Show all lines that include the string "shown"; copy each one.
___ Entries supplied ___
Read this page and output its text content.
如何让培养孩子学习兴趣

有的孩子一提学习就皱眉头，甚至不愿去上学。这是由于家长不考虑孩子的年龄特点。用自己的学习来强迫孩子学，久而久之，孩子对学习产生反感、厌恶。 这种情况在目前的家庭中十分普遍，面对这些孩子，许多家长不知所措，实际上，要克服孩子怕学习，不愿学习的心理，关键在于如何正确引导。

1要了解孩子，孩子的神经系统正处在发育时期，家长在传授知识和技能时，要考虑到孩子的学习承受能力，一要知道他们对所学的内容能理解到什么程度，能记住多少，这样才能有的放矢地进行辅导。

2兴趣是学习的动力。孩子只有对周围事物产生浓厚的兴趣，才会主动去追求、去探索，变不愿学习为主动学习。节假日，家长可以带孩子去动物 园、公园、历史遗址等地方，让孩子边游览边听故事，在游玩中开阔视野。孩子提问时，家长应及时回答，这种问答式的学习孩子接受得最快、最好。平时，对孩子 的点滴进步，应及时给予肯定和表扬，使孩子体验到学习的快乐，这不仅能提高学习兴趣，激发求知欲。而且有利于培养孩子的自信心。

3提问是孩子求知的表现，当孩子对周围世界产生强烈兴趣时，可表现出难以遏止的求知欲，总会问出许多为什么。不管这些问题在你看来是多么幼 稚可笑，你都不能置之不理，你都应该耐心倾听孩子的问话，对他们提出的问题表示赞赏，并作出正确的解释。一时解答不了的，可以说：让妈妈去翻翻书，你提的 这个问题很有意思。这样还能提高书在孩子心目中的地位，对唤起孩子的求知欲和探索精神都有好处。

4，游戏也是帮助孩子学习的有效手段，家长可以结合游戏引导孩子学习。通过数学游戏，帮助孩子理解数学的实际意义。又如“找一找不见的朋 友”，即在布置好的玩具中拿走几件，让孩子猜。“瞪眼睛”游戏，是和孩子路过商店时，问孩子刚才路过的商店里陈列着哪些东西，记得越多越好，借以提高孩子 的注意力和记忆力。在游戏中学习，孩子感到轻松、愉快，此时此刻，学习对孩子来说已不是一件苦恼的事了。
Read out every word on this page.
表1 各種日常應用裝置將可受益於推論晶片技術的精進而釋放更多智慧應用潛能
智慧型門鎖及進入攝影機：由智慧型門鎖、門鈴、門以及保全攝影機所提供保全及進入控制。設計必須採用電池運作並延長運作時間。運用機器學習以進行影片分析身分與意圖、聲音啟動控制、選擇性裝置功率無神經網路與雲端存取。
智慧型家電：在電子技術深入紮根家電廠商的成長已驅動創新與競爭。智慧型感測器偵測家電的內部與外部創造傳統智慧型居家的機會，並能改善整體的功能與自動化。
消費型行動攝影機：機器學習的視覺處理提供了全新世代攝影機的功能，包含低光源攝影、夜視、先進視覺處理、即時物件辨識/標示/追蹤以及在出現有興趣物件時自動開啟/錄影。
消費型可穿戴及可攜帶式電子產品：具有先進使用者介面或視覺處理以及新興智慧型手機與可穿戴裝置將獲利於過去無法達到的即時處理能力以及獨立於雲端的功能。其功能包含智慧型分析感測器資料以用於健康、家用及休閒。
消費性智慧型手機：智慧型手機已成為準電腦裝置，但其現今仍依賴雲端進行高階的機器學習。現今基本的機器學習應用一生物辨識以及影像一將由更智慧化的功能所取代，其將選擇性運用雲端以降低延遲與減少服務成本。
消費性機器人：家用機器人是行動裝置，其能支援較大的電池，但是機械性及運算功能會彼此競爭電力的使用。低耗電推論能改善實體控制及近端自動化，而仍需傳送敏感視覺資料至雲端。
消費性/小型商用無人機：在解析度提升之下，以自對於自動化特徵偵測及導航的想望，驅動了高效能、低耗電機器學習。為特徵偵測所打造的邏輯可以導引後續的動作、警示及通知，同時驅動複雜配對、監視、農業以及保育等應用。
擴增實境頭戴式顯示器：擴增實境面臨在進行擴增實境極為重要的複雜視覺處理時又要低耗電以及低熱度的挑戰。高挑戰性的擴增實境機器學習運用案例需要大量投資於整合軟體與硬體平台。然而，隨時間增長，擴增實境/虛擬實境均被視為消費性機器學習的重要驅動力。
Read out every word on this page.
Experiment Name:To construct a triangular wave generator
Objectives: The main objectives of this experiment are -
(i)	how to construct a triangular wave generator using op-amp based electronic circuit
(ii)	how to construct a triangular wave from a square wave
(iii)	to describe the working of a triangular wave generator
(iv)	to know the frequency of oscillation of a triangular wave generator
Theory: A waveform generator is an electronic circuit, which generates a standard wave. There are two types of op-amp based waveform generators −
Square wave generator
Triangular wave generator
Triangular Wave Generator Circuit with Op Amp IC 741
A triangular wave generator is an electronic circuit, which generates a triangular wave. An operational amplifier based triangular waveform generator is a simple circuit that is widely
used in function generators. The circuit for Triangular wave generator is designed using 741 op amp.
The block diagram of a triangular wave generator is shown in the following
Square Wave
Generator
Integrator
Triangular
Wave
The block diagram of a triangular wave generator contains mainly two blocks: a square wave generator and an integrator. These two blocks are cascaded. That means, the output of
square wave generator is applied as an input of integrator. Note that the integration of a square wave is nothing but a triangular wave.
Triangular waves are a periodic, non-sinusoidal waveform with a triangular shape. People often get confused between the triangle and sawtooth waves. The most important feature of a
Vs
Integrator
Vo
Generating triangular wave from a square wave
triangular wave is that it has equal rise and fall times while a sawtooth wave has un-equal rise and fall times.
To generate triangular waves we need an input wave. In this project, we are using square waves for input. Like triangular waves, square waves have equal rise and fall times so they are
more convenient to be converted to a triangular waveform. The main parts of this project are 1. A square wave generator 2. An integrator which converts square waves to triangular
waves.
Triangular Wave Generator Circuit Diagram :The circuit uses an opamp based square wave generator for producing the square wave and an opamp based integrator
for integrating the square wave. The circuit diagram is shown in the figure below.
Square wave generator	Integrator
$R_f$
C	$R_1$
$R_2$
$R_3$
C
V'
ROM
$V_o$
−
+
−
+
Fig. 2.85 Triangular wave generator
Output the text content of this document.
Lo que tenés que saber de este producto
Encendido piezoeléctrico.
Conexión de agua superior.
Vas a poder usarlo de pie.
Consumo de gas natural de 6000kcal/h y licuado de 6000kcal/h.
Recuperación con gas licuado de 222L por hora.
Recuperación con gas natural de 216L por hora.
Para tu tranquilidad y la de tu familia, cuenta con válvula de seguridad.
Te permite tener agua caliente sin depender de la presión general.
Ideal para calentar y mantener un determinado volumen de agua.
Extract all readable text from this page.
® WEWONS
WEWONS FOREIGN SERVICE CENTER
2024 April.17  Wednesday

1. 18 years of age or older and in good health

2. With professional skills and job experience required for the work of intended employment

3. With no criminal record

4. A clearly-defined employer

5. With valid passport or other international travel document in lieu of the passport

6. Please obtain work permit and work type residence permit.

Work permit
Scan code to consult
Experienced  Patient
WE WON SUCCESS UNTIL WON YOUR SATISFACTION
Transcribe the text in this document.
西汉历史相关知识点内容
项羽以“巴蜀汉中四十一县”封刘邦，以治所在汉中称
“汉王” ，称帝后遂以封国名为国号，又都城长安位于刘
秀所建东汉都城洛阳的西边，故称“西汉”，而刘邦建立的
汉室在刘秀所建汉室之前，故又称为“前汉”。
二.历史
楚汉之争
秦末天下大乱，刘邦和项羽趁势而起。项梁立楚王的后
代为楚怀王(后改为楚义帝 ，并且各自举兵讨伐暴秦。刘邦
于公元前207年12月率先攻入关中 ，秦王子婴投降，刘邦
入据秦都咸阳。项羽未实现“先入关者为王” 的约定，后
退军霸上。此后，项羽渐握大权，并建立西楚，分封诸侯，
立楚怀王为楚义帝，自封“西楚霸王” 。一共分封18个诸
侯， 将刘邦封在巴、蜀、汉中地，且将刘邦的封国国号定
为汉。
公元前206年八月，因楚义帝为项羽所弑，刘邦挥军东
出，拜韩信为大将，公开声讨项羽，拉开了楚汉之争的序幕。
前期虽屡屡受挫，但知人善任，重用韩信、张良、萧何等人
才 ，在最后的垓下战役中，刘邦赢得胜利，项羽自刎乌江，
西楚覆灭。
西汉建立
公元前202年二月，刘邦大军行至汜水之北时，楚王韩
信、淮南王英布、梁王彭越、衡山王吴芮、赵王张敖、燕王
___
= Output for this task =
The block diagram of a triangular wave generator is shown in the following
for integrating the square wave. The circuit diagram is shown in the figure below.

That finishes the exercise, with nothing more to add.